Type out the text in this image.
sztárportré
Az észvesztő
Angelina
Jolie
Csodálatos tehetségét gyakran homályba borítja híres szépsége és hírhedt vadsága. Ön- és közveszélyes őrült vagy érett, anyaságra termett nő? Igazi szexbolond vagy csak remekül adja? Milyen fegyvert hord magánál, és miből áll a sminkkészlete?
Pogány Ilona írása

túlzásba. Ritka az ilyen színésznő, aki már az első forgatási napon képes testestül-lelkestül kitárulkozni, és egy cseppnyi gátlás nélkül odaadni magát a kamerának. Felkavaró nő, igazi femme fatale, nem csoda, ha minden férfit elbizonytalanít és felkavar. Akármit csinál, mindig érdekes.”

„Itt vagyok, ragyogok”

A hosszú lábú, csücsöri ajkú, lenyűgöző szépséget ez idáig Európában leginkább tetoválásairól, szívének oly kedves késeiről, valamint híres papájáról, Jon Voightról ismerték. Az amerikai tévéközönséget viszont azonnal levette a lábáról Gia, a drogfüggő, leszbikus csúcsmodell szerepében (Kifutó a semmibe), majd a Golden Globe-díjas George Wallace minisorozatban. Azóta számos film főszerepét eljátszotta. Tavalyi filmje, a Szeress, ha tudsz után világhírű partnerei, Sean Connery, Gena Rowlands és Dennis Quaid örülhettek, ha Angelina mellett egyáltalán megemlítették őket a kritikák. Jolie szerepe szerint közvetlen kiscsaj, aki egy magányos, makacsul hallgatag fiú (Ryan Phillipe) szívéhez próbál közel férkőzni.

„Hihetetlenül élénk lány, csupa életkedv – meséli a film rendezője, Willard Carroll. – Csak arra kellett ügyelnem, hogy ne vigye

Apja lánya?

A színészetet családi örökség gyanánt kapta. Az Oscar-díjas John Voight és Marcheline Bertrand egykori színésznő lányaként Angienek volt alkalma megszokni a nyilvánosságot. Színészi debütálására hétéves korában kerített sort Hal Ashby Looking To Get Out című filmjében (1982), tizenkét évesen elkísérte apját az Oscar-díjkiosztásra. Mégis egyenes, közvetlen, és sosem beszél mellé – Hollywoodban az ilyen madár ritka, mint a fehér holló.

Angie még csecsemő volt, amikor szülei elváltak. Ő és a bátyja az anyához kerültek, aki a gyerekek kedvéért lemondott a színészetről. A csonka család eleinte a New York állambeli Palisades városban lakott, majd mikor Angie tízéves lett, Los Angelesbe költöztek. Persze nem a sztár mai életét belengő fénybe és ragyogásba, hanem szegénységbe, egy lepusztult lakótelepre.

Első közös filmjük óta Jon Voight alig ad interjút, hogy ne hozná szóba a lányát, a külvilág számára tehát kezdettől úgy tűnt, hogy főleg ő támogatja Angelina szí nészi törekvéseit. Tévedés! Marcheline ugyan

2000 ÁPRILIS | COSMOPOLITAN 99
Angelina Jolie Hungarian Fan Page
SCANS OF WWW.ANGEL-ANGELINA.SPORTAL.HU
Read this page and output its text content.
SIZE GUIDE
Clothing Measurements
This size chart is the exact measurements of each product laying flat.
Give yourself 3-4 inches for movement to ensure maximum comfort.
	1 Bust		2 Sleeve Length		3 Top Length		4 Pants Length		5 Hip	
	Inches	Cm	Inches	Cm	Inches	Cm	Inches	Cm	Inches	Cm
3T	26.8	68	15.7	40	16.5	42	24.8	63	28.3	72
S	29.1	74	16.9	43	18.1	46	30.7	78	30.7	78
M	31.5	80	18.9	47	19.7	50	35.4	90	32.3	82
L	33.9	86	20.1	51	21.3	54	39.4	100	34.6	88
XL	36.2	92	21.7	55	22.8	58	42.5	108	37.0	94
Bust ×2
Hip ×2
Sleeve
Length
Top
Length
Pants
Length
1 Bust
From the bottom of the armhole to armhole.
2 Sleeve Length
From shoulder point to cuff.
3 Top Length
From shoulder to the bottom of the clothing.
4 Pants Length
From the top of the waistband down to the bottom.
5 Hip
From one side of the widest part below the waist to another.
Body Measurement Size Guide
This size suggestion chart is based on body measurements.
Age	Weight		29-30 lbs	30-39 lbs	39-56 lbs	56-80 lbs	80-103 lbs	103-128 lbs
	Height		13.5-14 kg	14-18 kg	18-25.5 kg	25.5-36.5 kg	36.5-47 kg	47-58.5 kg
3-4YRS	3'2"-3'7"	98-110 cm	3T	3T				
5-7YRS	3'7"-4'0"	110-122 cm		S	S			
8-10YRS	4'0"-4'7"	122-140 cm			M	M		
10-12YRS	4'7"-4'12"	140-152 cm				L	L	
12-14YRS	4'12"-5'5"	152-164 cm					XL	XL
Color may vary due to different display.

--- --- ---

Exercise prompt:
Check each line of the records for the word "volt" and extract those that contain it.

Exercise solution:
A színészetet családi örökség gyanánt kapta. Az Oscar-díjas John Voight és Marcheline Bertrand egykori színésznő lányaként Angienek volt alkalma megszokni a nyilvánosságot. Színészi debütálására hétéves korában kerített sort Hal Ashby Looking To Get Out című filmjében (1982), tizenkét évesen elkísérte apját az Oscar-díjkiosztásra. Mégis egyenes, közvetlen, és sosem beszél mellé – Hollywoodban az ilyen madár ritka, mint a fehér holló.
Angie még csecsemő volt, amikor szülei elváltak. Ő és a bátyja az anyához kerültek, aki a gyerekek kedvéért lemondott a színészetről. A csonka család eleinte a New York állambeli Palisades városban lakott, majd mikor Angie tízéves lett, Los Angelesbe költöztek. Persze nem a sztár mai életét belengő fénybe és ragyogásba, hanem szegénységbe, egy lepusztult lakótelepre.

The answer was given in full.